Stored records>

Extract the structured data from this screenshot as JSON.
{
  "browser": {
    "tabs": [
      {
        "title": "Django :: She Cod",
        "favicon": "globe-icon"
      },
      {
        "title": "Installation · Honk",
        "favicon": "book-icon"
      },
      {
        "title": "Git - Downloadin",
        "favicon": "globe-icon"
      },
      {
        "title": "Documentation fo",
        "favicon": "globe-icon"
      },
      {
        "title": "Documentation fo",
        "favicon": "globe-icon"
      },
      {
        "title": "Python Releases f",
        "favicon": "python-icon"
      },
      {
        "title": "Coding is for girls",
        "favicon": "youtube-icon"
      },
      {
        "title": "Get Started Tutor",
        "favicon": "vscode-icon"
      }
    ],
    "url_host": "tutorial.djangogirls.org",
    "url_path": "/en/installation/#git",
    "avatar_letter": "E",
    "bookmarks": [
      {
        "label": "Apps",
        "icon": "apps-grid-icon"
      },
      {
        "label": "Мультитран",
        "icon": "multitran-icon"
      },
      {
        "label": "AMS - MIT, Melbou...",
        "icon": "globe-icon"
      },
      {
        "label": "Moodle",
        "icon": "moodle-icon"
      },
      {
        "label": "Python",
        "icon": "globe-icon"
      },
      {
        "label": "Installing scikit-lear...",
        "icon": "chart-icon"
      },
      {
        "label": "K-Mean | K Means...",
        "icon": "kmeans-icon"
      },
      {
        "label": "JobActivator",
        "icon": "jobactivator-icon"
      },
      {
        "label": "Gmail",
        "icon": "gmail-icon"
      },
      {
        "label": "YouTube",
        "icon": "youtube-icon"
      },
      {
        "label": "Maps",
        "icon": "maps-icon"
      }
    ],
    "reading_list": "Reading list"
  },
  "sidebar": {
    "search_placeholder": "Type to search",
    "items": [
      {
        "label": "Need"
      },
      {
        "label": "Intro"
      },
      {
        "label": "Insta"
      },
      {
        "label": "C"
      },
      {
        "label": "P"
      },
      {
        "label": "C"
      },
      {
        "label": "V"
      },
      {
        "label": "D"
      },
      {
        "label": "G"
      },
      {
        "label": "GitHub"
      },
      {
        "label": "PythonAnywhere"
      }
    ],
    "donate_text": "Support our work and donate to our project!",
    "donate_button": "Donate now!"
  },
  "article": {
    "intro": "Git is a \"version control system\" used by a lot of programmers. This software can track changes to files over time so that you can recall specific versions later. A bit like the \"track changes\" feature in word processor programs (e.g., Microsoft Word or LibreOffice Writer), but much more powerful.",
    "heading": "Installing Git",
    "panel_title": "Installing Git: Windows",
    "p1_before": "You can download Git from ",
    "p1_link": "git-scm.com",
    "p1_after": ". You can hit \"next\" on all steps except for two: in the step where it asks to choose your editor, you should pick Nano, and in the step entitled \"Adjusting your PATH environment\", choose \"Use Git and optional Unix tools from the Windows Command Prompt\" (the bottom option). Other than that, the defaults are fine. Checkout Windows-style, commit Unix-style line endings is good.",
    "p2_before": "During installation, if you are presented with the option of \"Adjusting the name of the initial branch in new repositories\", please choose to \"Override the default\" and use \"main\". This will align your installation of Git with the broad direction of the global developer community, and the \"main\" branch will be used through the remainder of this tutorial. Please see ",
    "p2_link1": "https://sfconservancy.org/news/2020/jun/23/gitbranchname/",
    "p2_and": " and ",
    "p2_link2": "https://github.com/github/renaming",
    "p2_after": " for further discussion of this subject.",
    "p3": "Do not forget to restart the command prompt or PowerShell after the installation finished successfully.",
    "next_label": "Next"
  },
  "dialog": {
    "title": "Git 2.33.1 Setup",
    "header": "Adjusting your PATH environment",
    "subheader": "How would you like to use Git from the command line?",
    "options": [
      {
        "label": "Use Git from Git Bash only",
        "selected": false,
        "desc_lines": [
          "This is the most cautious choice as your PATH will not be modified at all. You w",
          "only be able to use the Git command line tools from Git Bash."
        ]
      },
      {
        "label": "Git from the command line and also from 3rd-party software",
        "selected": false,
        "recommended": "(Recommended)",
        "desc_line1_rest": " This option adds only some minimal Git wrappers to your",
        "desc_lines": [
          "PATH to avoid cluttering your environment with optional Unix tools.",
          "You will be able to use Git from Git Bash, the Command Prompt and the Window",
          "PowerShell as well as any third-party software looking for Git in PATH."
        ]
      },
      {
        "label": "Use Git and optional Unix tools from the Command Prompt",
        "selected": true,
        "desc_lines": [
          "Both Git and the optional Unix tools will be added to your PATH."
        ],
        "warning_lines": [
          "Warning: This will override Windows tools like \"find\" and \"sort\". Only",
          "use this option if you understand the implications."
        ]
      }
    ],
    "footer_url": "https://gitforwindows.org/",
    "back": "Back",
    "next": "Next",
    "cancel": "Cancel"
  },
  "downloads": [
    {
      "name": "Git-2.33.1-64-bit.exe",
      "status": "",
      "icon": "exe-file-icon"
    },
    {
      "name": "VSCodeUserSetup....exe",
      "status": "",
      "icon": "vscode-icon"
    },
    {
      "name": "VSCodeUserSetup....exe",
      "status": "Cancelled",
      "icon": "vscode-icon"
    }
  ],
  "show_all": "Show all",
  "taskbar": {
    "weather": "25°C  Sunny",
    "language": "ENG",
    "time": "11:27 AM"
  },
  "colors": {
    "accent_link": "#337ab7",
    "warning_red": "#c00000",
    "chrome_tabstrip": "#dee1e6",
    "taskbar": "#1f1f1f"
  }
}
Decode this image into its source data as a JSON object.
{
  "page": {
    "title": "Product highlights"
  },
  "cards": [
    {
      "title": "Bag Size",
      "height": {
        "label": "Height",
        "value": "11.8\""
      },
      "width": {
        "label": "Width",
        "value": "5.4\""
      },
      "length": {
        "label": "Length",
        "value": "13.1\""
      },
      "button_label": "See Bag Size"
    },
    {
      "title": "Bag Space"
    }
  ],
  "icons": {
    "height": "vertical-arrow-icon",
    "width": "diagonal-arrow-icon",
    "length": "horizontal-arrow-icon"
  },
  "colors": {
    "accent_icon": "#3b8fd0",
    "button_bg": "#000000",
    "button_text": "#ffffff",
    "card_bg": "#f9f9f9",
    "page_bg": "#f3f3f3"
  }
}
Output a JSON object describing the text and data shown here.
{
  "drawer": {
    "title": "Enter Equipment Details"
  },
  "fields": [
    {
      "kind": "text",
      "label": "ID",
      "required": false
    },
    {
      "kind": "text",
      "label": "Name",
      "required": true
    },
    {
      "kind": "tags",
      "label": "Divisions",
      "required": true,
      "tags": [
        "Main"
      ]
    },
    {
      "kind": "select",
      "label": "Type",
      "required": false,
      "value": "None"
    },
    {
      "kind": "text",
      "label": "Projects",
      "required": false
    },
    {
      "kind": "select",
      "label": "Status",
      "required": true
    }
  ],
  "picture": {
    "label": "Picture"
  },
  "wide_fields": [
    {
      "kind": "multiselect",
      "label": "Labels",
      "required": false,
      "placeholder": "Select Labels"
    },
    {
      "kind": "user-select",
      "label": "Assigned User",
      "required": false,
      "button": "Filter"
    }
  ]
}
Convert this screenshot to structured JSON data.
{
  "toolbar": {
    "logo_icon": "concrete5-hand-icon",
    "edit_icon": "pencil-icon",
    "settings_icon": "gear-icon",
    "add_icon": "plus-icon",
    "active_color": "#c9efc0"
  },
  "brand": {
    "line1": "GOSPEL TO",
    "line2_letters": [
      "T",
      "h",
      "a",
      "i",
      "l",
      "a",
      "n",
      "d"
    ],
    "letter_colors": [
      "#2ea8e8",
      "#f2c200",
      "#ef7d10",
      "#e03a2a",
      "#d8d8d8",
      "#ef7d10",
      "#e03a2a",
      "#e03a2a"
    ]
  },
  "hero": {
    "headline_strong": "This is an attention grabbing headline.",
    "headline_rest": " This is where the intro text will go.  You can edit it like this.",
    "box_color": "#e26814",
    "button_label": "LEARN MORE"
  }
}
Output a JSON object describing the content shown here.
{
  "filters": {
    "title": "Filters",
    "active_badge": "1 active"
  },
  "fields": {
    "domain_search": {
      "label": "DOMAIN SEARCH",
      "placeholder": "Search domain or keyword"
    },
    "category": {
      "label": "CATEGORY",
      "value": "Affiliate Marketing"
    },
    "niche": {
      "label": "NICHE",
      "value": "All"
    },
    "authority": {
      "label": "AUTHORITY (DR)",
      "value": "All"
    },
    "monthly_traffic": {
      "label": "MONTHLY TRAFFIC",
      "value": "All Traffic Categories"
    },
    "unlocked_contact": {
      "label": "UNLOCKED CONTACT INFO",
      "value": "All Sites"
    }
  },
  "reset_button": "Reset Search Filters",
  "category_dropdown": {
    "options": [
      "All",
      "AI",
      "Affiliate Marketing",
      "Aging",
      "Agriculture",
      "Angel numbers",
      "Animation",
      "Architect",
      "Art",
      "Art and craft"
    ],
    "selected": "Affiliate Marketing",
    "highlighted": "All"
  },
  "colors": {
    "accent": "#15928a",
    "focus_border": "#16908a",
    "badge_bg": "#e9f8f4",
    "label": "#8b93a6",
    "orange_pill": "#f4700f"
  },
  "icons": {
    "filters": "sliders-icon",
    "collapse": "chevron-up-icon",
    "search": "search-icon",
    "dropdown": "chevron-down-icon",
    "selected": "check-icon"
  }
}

Stated goal> Filter lines by "true" and return each hit.

Task solution>
        "selected": true,
      "required": true
      "required": true,
      "required": true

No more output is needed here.